* [Goal]:
Your task is to print all of the data word for word.

(Data entries)
[BEGIN]
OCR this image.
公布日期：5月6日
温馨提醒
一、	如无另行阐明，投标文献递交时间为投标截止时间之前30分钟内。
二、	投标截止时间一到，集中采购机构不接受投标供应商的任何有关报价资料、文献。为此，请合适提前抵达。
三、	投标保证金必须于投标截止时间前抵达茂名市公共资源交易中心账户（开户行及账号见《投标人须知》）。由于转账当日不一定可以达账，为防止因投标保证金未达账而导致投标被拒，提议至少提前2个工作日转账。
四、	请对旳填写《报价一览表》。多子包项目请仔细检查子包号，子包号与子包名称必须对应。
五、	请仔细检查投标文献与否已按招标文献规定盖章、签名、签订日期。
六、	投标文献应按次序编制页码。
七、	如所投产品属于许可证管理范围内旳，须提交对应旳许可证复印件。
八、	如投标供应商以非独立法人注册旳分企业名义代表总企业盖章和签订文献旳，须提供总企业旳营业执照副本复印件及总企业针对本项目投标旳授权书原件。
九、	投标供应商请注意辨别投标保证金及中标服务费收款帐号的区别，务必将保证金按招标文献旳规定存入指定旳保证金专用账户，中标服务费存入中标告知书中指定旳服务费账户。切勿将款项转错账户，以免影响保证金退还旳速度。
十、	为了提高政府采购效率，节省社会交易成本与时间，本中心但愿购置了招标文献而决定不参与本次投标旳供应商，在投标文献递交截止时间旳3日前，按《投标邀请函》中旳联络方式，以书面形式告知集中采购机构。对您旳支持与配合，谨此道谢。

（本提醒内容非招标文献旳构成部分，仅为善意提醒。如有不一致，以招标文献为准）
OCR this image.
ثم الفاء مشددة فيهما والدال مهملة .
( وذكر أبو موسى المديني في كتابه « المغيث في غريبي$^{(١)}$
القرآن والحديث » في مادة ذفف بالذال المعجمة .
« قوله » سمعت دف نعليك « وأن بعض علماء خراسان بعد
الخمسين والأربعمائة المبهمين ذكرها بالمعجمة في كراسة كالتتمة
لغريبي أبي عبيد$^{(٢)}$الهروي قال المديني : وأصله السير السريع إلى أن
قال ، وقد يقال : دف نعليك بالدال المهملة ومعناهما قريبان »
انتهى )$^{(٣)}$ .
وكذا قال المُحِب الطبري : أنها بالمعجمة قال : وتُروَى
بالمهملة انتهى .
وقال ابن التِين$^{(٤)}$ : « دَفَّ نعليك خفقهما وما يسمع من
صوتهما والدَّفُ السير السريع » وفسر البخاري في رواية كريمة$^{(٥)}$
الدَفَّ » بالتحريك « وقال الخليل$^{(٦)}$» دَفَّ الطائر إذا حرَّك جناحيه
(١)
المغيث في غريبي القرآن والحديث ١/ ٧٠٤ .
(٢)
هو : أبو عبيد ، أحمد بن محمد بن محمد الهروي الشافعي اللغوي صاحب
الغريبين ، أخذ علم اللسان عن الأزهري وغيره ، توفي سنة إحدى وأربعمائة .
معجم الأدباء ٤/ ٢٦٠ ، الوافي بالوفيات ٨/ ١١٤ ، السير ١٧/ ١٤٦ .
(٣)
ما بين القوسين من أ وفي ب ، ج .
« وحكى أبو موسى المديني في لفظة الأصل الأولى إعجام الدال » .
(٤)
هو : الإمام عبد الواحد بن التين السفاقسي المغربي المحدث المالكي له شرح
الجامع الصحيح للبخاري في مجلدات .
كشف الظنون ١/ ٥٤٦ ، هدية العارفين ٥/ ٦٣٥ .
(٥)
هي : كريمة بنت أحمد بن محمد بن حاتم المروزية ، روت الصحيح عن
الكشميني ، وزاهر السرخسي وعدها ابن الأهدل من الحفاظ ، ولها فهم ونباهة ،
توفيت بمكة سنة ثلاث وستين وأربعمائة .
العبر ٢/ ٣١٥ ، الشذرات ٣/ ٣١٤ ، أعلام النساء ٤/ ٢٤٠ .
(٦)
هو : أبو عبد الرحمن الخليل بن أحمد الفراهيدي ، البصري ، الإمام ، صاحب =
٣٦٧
[END]
* [Exercise response]:
OCR this image.
公布日期：5月6日
温馨提醒
一、	如无另行阐明，投标文献递交时间为投标截止时间之前30分钟内。
二、	投标截止时间一到，集中采购机构不接受投标供应商的任何有关报价资料、文献。为此，请合适提前抵达。
三、	投标保证金必须于投标截止时间前抵达茂名市公共资源交易中心账户（开户行及账号见《投标人须知》）。由于转账当日不一定可以达账，为防止因投标保证金未达账而导致投标被拒，提议至少提前2个工作日转账。
四、	请对旳填写《报价一览表》。多子包项目请仔细检查子包号，子包号与子包名称必须对应。
五、	请仔细检查投标文献与否已按招标文献规定盖章、签名、签订日期。
六、	投标文献应按次序编制页码。
七、	如所投产品属于许可证管理范围内旳，须提交对应旳许可证复印件。
八、	如投标供应商以非独立法人注册旳分企业名义代表总企业盖章和签订文献旳，须提供总企业旳营业执照副本复印件及总企业针对本项目投标旳授权书原件。
九、	投标供应商请注意辨别投标保证金及中标服务费收款帐号的区别，务必将保证金按招标文献旳规定存入指定旳保证金专用账户，中标服务费存入中标告知书中指定旳服务费账户。切勿将款项转错账户，以免影响保证金退还旳速度。
十、	为了提高政府采购效率，节省社会交易成本与时间，本中心但愿购置了招标文献而决定不参与本次投标旳供应商，在投标文献递交截止时间旳3日前，按《投标邀请函》中旳联络方式，以书面形式告知集中采购机构。对您旳支持与配合，谨此道谢。

（本提醒内容非招标文献旳构成部分，仅为善意提醒。如有不一致，以招标文献为准）
OCR this image.
ثم الفاء مشددة فيهما والدال مهملة .
( وذكر أبو موسى المديني في كتابه « المغيث في غريبي$^{(١)}$
القرآن والحديث » في مادة ذفف بالذال المعجمة .
« قوله » سمعت دف نعليك « وأن بعض علماء خراسان بعد
الخمسين والأربعمائة المبهمين ذكرها بالمعجمة في كراسة كالتتمة
لغريبي أبي عبيد$^{(٢)}$الهروي قال المديني : وأصله السير السريع إلى أن
قال ، وقد يقال : دف نعليك بالدال المهملة ومعناهما قريبان »
انتهى )$^{(٣)}$ .
وكذا قال المُحِب الطبري : أنها بالمعجمة قال : وتُروَى
بالمهملة انتهى .
وقال ابن التِين$^{(٤)}$ : « دَفَّ نعليك خفقهما وما يسمع من
صوتهما والدَّفُ السير السريع » وفسر البخاري في رواية كريمة$^{(٥)}$
الدَفَّ » بالتحريك « وقال الخليل$^{(٦)}$» دَفَّ الطائر إذا حرَّك جناحيه
(١)
المغيث في غريبي القرآن والحديث ١/ ٧٠٤ .
(٢)
هو : أبو عبيد ، أحمد بن محمد بن محمد الهروي الشافعي اللغوي صاحب
الغريبين ، أخذ علم اللسان عن الأزهري وغيره ، توفي سنة إحدى وأربعمائة .
معجم الأدباء ٤/ ٢٦٠ ، الوافي بالوفيات ٨/ ١١٤ ، السير ١٧/ ١٤٦ .
(٣)
ما بين القوسين من أ وفي ب ، ج .
« وحكى أبو موسى المديني في لفظة الأصل الأولى إعجام الدال » .
(٤)
هو : الإمام عبد الواحد بن التين السفاقسي المغربي المحدث المالكي له شرح
الجامع الصحيح للبخاري في مجلدات .
كشف الظنون ١/ ٥٤٦ ، هدية العارفين ٥/ ٦٣٥ .
(٥)
هي : كريمة بنت أحمد بن محمد بن حاتم المروزية ، روت الصحيح عن
الكشميني ، وزاهر السرخسي وعدها ابن الأهدل من الحفاظ ، ولها فهم ونباهة ،
توفيت بمكة سنة ثلاث وستين وأربعمائة .
العبر ٢/ ٣١٥ ، الشذرات ٣/ ٣١٤ ، أعلام النساء ٤/ ٢٤٠ .
(٦)
هو : أبو عبد الرحمن الخليل بن أحمد الفراهيدي ، البصري ، الإمام ، صاحب =
٣٦٧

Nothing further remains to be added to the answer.